(Excerpt from a dataset)
◇ ◇ ◇ ◇

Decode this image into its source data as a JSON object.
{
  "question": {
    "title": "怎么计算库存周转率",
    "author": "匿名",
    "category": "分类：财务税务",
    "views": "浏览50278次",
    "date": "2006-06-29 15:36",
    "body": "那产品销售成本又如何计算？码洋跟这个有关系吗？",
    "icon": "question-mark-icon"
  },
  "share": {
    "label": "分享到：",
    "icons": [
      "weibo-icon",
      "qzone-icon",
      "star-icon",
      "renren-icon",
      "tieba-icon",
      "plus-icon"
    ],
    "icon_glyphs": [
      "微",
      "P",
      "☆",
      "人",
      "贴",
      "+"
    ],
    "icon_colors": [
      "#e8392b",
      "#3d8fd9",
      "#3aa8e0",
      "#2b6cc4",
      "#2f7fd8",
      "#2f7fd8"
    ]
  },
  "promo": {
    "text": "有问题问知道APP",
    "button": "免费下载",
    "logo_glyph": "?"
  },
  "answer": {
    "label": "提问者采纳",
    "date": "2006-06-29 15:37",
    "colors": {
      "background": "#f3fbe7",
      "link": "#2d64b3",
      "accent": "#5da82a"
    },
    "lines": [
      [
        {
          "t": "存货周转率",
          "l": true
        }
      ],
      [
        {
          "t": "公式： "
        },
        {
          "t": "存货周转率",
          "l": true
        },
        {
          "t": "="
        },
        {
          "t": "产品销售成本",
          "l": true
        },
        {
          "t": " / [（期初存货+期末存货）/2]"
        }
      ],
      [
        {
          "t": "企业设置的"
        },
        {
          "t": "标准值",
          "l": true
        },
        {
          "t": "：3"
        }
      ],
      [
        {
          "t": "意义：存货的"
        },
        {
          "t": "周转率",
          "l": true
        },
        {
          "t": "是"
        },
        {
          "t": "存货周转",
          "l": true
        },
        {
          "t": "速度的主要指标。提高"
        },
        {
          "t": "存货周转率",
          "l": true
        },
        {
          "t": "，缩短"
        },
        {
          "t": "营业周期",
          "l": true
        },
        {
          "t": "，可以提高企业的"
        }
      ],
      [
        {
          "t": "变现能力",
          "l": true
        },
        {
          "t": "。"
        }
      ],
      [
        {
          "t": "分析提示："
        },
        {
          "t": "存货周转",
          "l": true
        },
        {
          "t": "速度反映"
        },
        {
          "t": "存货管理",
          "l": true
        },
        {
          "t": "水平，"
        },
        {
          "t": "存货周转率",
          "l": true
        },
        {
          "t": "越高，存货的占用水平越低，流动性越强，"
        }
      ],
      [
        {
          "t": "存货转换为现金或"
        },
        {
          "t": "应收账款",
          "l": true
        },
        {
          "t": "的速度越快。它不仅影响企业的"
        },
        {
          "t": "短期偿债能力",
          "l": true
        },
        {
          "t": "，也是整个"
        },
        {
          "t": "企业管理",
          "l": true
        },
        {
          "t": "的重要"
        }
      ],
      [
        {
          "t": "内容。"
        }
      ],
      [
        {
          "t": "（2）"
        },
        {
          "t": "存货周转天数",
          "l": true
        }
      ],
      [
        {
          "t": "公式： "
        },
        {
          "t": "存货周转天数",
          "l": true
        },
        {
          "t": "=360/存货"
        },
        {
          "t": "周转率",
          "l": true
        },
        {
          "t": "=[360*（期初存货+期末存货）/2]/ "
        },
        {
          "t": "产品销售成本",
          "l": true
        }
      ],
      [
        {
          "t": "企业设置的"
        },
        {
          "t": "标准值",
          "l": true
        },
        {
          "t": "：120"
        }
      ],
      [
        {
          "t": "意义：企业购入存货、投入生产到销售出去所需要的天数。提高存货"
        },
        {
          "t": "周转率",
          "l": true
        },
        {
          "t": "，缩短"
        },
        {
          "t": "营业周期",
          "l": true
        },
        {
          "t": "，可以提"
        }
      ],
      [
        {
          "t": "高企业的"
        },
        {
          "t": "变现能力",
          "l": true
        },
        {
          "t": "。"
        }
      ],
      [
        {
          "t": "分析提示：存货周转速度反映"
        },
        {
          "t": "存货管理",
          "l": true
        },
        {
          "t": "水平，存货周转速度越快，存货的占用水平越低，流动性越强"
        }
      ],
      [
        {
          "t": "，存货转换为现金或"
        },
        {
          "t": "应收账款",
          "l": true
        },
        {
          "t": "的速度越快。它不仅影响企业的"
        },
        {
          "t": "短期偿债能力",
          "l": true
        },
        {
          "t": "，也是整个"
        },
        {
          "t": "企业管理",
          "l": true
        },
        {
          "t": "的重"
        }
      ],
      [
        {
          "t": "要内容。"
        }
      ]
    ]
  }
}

◇ ◇ ◇ ◇

What this task involves →
Copy each line of the data above that holds "date".

Written solution →
    "date": "2006-06-29 15:36",
    "date": "2006-06-29 15:37",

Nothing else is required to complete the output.